> [Aim of the task]
Write out each line of the material again, word for word.

> [Task data]
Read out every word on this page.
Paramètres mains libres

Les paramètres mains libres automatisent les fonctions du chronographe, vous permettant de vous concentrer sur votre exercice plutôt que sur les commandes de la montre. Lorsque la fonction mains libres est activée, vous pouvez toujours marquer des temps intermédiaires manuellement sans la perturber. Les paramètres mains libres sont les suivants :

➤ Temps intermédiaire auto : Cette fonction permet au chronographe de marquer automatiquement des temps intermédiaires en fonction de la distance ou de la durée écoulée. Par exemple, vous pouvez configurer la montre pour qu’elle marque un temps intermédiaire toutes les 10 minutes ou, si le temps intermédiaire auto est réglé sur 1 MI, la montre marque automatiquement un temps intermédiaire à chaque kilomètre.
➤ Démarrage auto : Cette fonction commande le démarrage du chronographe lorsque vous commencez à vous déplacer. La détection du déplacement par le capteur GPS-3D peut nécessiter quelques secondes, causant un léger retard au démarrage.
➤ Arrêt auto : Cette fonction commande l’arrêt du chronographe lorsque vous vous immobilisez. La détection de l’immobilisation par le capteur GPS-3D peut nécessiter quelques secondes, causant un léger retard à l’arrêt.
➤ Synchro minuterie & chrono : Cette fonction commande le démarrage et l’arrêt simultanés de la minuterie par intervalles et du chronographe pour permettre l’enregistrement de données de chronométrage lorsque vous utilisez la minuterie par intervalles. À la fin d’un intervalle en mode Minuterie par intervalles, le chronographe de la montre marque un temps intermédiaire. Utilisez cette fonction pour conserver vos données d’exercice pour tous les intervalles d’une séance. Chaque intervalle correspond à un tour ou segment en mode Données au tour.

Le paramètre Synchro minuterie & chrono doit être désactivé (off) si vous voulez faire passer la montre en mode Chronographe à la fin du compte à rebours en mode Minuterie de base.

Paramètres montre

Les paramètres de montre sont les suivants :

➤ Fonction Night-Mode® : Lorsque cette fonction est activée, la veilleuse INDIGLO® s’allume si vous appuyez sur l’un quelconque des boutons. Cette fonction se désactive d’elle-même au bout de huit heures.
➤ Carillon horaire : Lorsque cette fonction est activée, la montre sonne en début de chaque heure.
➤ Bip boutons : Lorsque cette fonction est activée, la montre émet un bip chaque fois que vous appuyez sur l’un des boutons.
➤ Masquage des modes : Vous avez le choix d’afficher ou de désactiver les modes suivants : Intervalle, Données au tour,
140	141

> [Response to this exercise]
Read out every word on this page.
Paramètres mains libres

Les paramètres mains libres automatisent les fonctions du chronographe, vous permettant de vous concentrer sur votre exercice plutôt que sur les commandes de la montre. Lorsque la fonction mains libres est activée, vous pouvez toujours marquer des temps intermédiaires manuellement sans la perturber. Les paramètres mains libres sont les suivants :

➤ Temps intermédiaire auto : Cette fonction permet au chronographe de marquer automatiquement des temps intermédiaires en fonction de la distance ou de la durée écoulée. Par exemple, vous pouvez configurer la montre pour qu’elle marque un temps intermédiaire toutes les 10 minutes ou, si le temps intermédiaire auto est réglé sur 1 MI, la montre marque automatiquement un temps intermédiaire à chaque kilomètre.
➤ Démarrage auto : Cette fonction commande le démarrage du chronographe lorsque vous commencez à vous déplacer. La détection du déplacement par le capteur GPS-3D peut nécessiter quelques secondes, causant un léger retard au démarrage.
➤ Arrêt auto : Cette fonction commande l’arrêt du chronographe lorsque vous vous immobilisez. La détection de l’immobilisation par le capteur GPS-3D peut nécessiter quelques secondes, causant un léger retard à l’arrêt.
➤ Synchro minuterie & chrono : Cette fonction commande le démarrage et l’arrêt simultanés de la minuterie par intervalles et du chronographe pour permettre l’enregistrement de données de chronométrage lorsque vous utilisez la minuterie par intervalles. À la fin d’un intervalle en mode Minuterie par intervalles, le chronographe de la montre marque un temps intermédiaire. Utilisez cette fonction pour conserver vos données d’exercice pour tous les intervalles d’une séance. Chaque intervalle correspond à un tour ou segment en mode Données au tour.

Le paramètre Synchro minuterie & chrono doit être désactivé (off) si vous voulez faire passer la montre en mode Chronographe à la fin du compte à rebours en mode Minuterie de base.

Paramètres montre

Les paramètres de montre sont les suivants :

➤ Fonction Night-Mode® : Lorsque cette fonction est activée, la veilleuse INDIGLO® s’allume si vous appuyez sur l’un quelconque des boutons. Cette fonction se désactive d’elle-même au bout de huit heures.
➤ Carillon horaire : Lorsque cette fonction est activée, la montre sonne en début de chaque heure.
➤ Bip boutons : Lorsque cette fonction est activée, la montre émet un bip chaque fois que vous appuyez sur l’un des boutons.
➤ Masquage des modes : Vous avez le choix d’afficher ou de désactiver les modes suivants : Intervalle, Données au tour,
140	141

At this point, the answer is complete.